- _WHAT YOU WILL DO_
Count how many lines below include the string "successfully", and give that number without anything else.

- _RAW DATA_

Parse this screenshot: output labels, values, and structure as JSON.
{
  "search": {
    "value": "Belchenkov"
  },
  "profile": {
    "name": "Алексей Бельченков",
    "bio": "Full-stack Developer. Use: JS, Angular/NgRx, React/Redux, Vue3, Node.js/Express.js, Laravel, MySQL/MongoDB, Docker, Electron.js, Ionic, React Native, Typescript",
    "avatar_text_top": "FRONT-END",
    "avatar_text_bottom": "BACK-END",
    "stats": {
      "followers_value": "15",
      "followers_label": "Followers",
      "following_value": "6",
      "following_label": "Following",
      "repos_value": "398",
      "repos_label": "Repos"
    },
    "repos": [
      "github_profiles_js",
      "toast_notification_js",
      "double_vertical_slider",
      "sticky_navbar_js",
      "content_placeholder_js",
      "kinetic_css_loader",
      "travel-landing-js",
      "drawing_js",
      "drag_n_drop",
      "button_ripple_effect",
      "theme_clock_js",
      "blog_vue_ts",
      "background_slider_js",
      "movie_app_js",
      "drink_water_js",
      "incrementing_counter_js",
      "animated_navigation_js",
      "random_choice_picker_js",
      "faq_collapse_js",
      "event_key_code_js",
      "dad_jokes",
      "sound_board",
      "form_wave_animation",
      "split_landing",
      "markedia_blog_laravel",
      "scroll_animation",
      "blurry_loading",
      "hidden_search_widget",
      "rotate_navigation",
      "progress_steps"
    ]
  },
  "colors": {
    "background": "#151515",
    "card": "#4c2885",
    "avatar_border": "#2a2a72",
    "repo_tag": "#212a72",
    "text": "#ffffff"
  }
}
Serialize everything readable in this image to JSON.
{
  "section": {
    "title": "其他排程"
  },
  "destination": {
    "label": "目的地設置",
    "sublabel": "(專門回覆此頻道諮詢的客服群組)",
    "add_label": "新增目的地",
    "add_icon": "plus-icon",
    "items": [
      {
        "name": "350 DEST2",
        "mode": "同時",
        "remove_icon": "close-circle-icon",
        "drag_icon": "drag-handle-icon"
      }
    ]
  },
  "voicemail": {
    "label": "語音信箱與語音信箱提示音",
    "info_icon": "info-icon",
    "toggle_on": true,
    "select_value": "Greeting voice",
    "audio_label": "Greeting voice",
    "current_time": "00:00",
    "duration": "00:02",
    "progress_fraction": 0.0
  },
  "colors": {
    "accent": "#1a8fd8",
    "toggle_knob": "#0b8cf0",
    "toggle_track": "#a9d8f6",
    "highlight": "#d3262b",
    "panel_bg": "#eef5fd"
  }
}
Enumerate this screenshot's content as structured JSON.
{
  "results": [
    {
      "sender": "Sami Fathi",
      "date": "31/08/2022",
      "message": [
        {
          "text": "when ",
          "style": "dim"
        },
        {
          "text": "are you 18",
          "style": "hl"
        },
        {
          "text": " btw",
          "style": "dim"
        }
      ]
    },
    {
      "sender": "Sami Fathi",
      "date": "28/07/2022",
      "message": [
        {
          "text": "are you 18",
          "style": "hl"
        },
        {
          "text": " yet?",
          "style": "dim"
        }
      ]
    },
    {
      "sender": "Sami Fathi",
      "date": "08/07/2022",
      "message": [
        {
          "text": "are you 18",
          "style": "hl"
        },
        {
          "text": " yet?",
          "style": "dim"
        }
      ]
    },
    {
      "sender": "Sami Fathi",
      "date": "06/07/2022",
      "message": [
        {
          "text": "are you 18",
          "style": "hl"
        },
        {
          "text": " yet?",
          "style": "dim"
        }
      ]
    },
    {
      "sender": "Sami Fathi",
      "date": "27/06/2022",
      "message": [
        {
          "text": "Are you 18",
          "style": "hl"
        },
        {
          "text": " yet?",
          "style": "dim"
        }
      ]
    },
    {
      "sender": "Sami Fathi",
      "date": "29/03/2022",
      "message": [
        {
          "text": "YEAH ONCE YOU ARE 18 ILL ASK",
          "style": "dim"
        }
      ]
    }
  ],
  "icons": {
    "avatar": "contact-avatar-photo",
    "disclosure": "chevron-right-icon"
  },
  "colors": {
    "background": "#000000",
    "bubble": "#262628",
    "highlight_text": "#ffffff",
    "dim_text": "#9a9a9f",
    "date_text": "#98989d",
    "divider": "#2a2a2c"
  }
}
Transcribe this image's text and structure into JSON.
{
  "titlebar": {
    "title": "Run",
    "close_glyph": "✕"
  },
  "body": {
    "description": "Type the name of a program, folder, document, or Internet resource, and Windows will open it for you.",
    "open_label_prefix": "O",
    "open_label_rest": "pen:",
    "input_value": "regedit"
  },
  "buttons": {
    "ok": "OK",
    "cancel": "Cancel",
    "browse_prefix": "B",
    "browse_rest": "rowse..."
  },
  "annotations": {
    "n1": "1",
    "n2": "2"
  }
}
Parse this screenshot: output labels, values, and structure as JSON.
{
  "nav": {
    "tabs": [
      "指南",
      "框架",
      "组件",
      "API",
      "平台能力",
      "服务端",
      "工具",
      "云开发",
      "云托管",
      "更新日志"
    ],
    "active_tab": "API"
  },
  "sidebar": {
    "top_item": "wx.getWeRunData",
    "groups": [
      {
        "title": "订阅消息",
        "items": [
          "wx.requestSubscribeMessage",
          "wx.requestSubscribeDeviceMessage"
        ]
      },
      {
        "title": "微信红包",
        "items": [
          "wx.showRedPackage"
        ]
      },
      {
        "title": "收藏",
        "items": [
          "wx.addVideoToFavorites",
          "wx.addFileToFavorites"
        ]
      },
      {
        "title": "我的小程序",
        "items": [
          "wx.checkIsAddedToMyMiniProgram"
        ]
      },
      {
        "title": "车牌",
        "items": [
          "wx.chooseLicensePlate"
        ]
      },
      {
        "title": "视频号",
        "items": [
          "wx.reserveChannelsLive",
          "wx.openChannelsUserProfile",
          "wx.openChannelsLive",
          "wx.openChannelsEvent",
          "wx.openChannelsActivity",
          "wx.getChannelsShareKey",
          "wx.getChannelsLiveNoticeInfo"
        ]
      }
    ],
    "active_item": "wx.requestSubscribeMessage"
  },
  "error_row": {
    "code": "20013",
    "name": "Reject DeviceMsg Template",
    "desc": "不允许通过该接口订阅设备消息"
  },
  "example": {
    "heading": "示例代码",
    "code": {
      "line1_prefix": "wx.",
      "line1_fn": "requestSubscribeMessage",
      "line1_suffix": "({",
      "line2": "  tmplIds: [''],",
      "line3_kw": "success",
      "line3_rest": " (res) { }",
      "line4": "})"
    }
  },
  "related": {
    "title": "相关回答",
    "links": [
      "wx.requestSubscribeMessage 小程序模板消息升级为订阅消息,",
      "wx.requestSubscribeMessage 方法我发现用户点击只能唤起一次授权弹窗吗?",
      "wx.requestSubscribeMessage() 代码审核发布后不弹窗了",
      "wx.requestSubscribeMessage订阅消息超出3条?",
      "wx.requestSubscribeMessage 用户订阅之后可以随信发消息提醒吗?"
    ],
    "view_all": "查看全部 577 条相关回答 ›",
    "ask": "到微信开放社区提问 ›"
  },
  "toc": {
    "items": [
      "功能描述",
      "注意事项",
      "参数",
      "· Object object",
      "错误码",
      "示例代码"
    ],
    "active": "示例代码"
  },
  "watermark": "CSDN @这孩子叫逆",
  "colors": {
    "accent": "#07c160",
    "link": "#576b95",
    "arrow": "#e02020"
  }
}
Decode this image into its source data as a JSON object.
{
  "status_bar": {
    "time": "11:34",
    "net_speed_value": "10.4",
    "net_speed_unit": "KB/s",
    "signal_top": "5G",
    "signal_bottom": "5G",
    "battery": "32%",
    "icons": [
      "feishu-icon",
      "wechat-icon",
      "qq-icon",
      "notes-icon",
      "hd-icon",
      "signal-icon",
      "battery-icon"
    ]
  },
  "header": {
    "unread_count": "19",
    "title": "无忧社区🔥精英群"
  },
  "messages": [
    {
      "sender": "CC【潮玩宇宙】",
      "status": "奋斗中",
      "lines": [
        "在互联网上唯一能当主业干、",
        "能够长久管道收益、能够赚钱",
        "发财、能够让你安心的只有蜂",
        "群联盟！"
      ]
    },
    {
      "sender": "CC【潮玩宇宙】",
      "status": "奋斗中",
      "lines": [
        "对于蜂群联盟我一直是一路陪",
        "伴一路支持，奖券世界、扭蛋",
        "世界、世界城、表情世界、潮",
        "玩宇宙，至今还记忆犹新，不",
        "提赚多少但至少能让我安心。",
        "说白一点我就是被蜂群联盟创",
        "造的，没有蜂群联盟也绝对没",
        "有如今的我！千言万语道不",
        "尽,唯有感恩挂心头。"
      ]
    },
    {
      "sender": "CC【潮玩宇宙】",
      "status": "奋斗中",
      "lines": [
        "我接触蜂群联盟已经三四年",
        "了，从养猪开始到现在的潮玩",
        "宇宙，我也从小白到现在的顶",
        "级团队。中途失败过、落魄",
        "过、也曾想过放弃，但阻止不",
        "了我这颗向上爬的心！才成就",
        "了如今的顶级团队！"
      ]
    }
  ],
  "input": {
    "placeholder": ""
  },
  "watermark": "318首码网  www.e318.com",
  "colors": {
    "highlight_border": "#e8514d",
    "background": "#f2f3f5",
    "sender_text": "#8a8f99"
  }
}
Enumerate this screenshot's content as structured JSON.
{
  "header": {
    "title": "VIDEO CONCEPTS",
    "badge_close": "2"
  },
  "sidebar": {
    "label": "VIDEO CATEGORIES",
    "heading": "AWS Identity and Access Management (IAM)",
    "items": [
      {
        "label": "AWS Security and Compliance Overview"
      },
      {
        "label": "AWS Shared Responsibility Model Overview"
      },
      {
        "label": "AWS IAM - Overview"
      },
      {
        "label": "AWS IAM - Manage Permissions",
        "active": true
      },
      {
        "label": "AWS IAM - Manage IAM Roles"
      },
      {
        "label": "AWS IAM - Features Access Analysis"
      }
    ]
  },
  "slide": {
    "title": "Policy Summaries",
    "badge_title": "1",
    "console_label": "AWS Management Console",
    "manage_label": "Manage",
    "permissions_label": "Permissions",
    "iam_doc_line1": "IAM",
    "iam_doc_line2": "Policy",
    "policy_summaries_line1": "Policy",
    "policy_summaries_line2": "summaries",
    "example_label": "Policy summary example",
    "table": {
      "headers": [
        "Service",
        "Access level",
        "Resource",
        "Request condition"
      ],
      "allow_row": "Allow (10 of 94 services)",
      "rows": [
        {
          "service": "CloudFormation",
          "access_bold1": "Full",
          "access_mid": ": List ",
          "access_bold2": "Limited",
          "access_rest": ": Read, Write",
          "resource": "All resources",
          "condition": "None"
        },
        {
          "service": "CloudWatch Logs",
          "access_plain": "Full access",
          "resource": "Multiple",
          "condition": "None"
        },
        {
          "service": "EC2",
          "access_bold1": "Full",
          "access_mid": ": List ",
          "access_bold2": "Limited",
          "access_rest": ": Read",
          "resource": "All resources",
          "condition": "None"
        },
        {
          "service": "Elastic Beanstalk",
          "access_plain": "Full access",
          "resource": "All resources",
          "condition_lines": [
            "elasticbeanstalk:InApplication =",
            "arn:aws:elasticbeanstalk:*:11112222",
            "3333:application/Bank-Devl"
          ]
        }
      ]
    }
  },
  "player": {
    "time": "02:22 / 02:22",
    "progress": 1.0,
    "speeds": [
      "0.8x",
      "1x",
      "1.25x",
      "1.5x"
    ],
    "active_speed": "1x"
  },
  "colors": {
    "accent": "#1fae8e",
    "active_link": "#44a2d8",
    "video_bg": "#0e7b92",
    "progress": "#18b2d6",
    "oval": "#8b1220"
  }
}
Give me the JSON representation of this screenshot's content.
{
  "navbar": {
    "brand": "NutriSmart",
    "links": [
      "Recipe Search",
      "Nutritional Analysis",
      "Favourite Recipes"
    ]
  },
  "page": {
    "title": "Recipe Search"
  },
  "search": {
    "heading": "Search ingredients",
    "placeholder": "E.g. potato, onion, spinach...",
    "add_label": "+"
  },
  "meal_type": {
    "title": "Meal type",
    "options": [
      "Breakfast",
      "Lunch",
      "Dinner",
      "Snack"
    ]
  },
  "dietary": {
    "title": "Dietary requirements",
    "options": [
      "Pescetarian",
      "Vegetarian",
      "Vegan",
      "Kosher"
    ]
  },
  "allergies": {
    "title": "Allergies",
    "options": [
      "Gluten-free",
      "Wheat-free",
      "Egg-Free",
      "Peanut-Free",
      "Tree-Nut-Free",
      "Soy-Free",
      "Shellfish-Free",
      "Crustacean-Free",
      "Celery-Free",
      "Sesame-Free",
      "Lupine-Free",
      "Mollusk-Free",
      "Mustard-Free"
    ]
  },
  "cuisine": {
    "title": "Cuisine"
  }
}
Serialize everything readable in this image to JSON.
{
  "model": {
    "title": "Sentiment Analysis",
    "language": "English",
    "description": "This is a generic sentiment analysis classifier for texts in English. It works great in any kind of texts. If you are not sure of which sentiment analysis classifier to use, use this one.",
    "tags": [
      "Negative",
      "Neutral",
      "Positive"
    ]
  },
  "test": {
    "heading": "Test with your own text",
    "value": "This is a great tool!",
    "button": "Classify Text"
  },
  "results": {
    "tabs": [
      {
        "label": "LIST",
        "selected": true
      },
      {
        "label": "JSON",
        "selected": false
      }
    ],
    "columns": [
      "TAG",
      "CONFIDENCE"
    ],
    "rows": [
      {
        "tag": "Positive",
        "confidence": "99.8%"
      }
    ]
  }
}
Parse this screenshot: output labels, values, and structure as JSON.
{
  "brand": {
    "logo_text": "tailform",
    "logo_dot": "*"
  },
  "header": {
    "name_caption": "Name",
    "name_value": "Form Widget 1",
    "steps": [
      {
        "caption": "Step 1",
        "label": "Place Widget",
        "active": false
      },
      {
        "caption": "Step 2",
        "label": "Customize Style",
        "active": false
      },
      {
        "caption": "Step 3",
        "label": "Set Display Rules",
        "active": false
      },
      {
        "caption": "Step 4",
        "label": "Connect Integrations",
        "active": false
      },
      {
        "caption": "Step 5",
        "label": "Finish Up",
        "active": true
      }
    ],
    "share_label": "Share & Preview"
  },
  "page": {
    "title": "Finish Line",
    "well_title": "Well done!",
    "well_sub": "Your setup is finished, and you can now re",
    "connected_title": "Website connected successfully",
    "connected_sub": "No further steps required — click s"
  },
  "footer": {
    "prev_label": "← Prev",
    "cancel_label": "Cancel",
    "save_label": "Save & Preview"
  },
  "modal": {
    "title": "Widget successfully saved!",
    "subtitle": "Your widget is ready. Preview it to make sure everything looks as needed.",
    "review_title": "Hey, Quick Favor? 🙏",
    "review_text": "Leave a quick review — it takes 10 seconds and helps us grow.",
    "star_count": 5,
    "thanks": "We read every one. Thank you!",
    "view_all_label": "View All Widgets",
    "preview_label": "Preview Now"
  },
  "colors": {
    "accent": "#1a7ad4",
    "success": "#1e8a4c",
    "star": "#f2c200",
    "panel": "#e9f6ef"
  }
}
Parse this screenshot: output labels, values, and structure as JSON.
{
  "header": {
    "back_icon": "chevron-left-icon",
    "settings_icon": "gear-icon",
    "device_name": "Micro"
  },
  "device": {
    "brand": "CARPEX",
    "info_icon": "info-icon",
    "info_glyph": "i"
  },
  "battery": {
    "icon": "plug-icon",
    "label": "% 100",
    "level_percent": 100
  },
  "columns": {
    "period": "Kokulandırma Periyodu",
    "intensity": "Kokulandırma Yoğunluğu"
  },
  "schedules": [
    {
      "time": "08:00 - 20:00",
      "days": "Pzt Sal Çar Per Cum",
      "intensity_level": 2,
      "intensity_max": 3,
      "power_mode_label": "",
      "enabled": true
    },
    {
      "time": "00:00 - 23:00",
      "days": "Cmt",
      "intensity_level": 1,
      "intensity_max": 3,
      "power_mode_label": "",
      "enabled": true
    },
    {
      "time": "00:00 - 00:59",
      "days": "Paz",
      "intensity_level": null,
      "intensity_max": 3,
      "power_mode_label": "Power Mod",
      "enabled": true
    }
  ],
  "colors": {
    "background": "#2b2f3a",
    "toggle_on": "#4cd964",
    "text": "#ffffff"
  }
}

- _THE COMPLETED TASK_
2